## Exercise requirements:
• a. In the pull request discussion, what does ConorStokes say GCC variants other than MingW will need?
• b. Render this sentence from the pull request discussion in Spanish: "Include order changed so size_t is defined for headers."
• c. Carry on the pull request discussion after its final comment.

## Text for analysis:
______________________________

Closed TurtleSimos closed 8 years ago

TurtleSimos commented 8 years ago

Include order changed so size_t is defined for headers. Stopped pointer initialization on declaration - initialization was skipped by the goto, giving and error.

ConorStokes commented 8 years ago

Looks good, although for other GCC variants than MingW we'll need a different header for the intrinsics and __builtin_ctz instead of _BitScanForward.

ConorStokes commented 8 years ago

There is a version at https://github.com/powturbo/TurboBench/blob/master/LZSSE_/ that works on Linux GCC and MingW, but is broken on Visual Studio.

Interestingly, using that benchmark there is a bit of a speed drop off vs the Visual Studio version that will probably require some looking over the assembly listings.

TurtleSimos commented 8 years ago

I wanted to avoid introducing compiler platform detection, as it probably would be better isolating that in one new header file for all 3 compressors to share. Whether to use one, or duplicate is more a style choice I'd leave to the owner of the code.

______________________________

## Data under study:
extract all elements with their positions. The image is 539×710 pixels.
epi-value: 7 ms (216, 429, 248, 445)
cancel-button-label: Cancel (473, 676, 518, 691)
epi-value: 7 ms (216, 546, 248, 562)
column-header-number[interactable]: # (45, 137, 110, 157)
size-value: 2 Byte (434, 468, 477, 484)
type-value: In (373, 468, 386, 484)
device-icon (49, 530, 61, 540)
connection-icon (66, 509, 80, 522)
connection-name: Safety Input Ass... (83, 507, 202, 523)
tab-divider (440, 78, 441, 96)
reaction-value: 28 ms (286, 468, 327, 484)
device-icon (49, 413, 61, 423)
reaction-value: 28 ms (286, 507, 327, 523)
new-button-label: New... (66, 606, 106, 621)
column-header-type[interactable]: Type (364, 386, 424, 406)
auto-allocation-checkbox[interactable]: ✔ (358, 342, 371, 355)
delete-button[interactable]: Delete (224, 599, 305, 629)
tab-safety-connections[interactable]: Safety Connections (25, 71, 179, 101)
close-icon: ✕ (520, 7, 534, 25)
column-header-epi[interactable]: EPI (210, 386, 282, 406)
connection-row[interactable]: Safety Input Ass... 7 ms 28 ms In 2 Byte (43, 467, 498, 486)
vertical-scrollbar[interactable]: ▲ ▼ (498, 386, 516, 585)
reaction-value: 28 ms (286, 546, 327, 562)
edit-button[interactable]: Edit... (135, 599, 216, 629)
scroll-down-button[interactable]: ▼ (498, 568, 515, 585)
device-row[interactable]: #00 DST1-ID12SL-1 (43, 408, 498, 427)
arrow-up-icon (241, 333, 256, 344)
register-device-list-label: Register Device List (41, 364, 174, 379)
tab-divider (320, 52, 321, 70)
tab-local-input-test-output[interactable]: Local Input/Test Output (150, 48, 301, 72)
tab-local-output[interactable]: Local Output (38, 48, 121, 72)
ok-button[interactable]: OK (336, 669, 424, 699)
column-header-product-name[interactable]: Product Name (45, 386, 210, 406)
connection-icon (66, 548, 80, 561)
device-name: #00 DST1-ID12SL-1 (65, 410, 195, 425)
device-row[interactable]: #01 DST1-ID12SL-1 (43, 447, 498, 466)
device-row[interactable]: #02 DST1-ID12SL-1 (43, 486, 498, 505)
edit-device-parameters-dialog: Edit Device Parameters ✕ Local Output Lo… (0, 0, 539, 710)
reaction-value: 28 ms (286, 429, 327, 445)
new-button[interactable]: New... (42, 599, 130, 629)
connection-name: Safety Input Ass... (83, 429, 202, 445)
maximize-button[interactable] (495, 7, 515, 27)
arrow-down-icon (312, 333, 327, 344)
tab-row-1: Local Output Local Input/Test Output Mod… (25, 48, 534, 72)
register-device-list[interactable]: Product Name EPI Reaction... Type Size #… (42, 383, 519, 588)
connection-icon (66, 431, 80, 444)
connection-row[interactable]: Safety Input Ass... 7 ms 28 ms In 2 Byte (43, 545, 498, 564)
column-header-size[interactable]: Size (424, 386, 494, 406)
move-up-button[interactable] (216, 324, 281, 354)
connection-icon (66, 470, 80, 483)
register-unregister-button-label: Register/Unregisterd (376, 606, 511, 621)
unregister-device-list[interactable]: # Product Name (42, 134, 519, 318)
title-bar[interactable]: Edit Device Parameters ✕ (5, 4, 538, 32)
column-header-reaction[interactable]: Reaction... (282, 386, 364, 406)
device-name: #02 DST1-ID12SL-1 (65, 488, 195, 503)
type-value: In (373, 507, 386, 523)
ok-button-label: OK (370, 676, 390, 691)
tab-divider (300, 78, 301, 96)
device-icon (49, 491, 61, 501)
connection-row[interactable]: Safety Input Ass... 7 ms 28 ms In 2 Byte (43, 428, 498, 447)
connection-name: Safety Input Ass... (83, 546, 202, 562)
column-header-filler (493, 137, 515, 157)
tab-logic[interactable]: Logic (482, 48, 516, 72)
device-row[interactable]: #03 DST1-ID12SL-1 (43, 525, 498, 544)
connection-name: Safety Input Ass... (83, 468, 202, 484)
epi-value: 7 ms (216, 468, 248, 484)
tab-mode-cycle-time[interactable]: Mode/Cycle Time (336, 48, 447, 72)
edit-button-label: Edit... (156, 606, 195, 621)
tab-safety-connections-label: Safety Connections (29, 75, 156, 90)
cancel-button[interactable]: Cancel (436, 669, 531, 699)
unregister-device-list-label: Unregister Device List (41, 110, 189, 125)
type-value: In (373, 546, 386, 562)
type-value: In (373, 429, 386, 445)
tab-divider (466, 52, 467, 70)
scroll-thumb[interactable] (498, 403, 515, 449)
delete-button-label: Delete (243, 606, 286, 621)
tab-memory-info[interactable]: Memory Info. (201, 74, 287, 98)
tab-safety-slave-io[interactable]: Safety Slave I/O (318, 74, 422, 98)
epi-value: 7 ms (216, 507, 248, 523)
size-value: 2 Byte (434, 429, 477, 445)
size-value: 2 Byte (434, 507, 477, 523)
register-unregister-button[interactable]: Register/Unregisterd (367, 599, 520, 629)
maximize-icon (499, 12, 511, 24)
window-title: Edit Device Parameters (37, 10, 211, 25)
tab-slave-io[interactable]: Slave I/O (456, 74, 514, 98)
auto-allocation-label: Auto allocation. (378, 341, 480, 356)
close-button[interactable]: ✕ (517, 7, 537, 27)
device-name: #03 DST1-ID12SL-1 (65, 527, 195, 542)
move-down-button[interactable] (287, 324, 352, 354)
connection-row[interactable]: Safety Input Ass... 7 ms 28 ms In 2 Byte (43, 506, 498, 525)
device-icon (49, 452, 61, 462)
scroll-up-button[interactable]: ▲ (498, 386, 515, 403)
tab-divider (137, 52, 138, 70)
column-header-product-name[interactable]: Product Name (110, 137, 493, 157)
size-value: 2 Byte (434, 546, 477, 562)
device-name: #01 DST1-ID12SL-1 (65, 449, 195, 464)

______________________________

## Expected responses:
• a. A different header for the intrinsics and __builtin_ctz instead of _BitScanForward.

• b. Se cambió el orden de inclusión para que size_t esté definido para los encabezados.

• c.
I'm using MingW to build lzbench as I hit the same issues you mentioned with code not being compatible with Visual Studio. I wanted to compare my own compressor with as wide a range as possible - but I also see slower decompression under GCC than Clang or Visual Studio (whether normal Visual Studio or with the Clang/C2 frontend).

ConorStokes commented 8 years ago

If you want I can arrange a zip of my Visual Studio'd lzbench for you tomorrow at some stage.

Thanks for your changes :).

TurtleSimos commented 8 years ago

A zip of Visual studio'd lzbench would be very handy, thanks. I created a platform header showing what I meant - you should have a pull request for lzsse2. Same approach would work for all of them - that version compiles under Visual Studio, Clang/C2, Clang/LLVM and GCC (MinGW or not).

ConorStokes commented 8 years ago

https://drive.google.com/file/d/0B9KN1m7I4sAFZXRYV3dlTU5qUUU/view?usp=sharing - Should have the zip, let me know when you've got it and I'll take it down.

TurtleSimos commented 8 years ago

Downloaded and built fine - thank you!

TurtleSimos commented 8 years ago

Just for interest, I verified the decompression speed difference.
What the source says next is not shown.